Given request -> Print the entire listing. Each line must match the original exactly.

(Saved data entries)
+-------+
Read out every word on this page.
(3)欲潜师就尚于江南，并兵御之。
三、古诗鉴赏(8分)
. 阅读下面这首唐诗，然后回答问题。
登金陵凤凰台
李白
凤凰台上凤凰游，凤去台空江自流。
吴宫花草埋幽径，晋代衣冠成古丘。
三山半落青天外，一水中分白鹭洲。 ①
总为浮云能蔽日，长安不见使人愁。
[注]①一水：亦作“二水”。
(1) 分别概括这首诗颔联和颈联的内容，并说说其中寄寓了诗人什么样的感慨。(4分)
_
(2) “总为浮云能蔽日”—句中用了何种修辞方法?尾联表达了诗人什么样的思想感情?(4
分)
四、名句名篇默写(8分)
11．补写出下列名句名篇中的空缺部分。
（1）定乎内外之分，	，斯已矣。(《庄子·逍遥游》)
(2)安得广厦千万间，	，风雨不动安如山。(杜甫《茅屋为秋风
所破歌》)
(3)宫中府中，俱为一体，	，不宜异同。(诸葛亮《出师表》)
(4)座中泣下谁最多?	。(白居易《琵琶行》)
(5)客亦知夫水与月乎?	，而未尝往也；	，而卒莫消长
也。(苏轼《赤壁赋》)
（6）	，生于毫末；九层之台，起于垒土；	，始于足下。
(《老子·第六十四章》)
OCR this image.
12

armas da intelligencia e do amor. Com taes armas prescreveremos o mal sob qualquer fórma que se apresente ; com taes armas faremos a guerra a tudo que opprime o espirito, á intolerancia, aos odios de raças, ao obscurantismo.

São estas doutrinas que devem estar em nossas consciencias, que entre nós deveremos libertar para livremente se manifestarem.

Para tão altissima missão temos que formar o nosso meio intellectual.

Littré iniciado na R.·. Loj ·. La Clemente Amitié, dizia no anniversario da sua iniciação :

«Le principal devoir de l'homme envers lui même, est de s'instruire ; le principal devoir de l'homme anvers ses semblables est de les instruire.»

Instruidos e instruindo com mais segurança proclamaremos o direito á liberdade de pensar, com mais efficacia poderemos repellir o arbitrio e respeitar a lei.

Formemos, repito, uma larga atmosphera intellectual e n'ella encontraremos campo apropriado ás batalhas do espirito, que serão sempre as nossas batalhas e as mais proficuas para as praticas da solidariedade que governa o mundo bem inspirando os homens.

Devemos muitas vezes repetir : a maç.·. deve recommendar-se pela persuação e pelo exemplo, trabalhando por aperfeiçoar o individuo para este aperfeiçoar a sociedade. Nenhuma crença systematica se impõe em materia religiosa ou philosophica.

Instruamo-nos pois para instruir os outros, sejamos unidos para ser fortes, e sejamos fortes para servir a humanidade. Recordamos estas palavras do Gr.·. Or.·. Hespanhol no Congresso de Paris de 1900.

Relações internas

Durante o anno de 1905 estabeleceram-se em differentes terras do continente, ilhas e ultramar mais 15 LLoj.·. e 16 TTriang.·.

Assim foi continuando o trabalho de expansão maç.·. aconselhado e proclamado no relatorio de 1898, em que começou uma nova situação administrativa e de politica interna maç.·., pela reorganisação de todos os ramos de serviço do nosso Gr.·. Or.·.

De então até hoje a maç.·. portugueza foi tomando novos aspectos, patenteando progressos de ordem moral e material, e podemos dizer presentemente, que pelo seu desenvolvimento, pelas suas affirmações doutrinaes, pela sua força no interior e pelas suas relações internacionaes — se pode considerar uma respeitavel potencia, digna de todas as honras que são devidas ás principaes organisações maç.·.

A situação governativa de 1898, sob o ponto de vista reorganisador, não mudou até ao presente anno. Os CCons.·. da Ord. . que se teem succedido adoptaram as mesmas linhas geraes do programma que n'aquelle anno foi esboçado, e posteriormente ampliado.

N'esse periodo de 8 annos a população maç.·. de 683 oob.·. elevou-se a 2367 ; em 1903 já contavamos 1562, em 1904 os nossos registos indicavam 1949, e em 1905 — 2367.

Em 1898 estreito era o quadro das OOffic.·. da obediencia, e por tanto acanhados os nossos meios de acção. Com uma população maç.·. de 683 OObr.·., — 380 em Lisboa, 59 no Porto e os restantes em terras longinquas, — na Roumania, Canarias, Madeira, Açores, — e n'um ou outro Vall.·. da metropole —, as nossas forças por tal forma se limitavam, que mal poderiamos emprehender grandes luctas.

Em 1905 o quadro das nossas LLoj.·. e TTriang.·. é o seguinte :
+-------+
Full response ->
Read out every word on this page.
(3)欲潜师就尚于江南，并兵御之。
三、古诗鉴赏(8分)
. 阅读下面这首唐诗，然后回答问题。
登金陵凤凰台
李白
凤凰台上凤凰游，凤去台空江自流。
吴宫花草埋幽径，晋代衣冠成古丘。
三山半落青天外，一水中分白鹭洲。 ①
总为浮云能蔽日，长安不见使人愁。
[注]①一水：亦作“二水”。
(1) 分别概括这首诗颔联和颈联的内容，并说说其中寄寓了诗人什么样的感慨。(4分)
_
(2) “总为浮云能蔽日”—句中用了何种修辞方法?尾联表达了诗人什么样的思想感情?(4
分)
四、名句名篇默写(8分)
11．补写出下列名句名篇中的空缺部分。
（1）定乎内外之分，	，斯已矣。(《庄子·逍遥游》)
(2)安得广厦千万间，	，风雨不动安如山。(杜甫《茅屋为秋风
所破歌》)
(3)宫中府中，俱为一体，	，不宜异同。(诸葛亮《出师表》)
(4)座中泣下谁最多?	。(白居易《琵琶行》)
(5)客亦知夫水与月乎?	，而未尝往也；	，而卒莫消长
也。(苏轼《赤壁赋》)
（6）	，生于毫末；九层之台，起于垒土；	，始于足下。
(《老子·第六十四章》)
OCR this image.
12

armas da intelligencia e do amor. Com taes armas prescreveremos o mal sob qualquer fórma que se apresente ; com taes armas faremos a guerra a tudo que opprime o espirito, á intolerancia, aos odios de raças, ao obscurantismo.

São estas doutrinas que devem estar em nossas consciencias, que entre nós deveremos libertar para livremente se manifestarem.

Para tão altissima missão temos que formar o nosso meio intellectual.

Littré iniciado na R.·. Loj ·. La Clemente Amitié, dizia no anniversario da sua iniciação :

«Le principal devoir de l'homme envers lui même, est de s'instruire ; le principal devoir de l'homme anvers ses semblables est de les instruire.»

Instruidos e instruindo com mais segurança proclamaremos o direito á liberdade de pensar, com mais efficacia poderemos repellir o arbitrio e respeitar a lei.

Formemos, repito, uma larga atmosphera intellectual e n'ella encontraremos campo apropriado ás batalhas do espirito, que serão sempre as nossas batalhas e as mais proficuas para as praticas da solidariedade que governa o mundo bem inspirando os homens.

Devemos muitas vezes repetir : a maç.·. deve recommendar-se pela persuação e pelo exemplo, trabalhando por aperfeiçoar o individuo para este aperfeiçoar a sociedade. Nenhuma crença systematica se impõe em materia religiosa ou philosophica.

Instruamo-nos pois para instruir os outros, sejamos unidos para ser fortes, e sejamos fortes para servir a humanidade. Recordamos estas palavras do Gr.·. Or.·. Hespanhol no Congresso de Paris de 1900.

Relações internas

Durante o anno de 1905 estabeleceram-se em differentes terras do continente, ilhas e ultramar mais 15 LLoj.·. e 16 TTriang.·.

Assim foi continuando o trabalho de expansão maç.·. aconselhado e proclamado no relatorio de 1898, em que começou uma nova situação administrativa e de politica interna maç.·., pela reorganisação de todos os ramos de serviço do nosso Gr.·. Or.·.

De então até hoje a maç.·. portugueza foi tomando novos aspectos, patenteando progressos de ordem moral e material, e podemos dizer presentemente, que pelo seu desenvolvimento, pelas suas affirmações doutrinaes, pela sua força no interior e pelas suas relações internacionaes — se pode considerar uma respeitavel potencia, digna de todas as honras que são devidas ás principaes organisações maç.·.

A situação governativa de 1898, sob o ponto de vista reorganisador, não mudou até ao presente anno. Os CCons.·. da Ord. . que se teem succedido adoptaram as mesmas linhas geraes do programma que n'aquelle anno foi esboçado, e posteriormente ampliado.

N'esse periodo de 8 annos a população maç.·. de 683 oob.·. elevou-se a 2367 ; em 1903 já contavamos 1562, em 1904 os nossos registos indicavam 1949, e em 1905 — 2367.

Em 1898 estreito era o quadro das OOffic.·. da obediencia, e por tanto acanhados os nossos meios de acção. Com uma população maç.·. de 683 OObr.·., — 380 em Lisboa, 59 no Porto e os restantes em terras longinquas, — na Roumania, Canarias, Madeira, Açores, — e n'um ou outro Vall.·. da metropole —, as nossas forças por tal forma se limitavam, que mal poderiamos emprehender grandes luctas.

Em 1905 o quadro das nossas LLoj.·. e TTriang.·. é o seguinte :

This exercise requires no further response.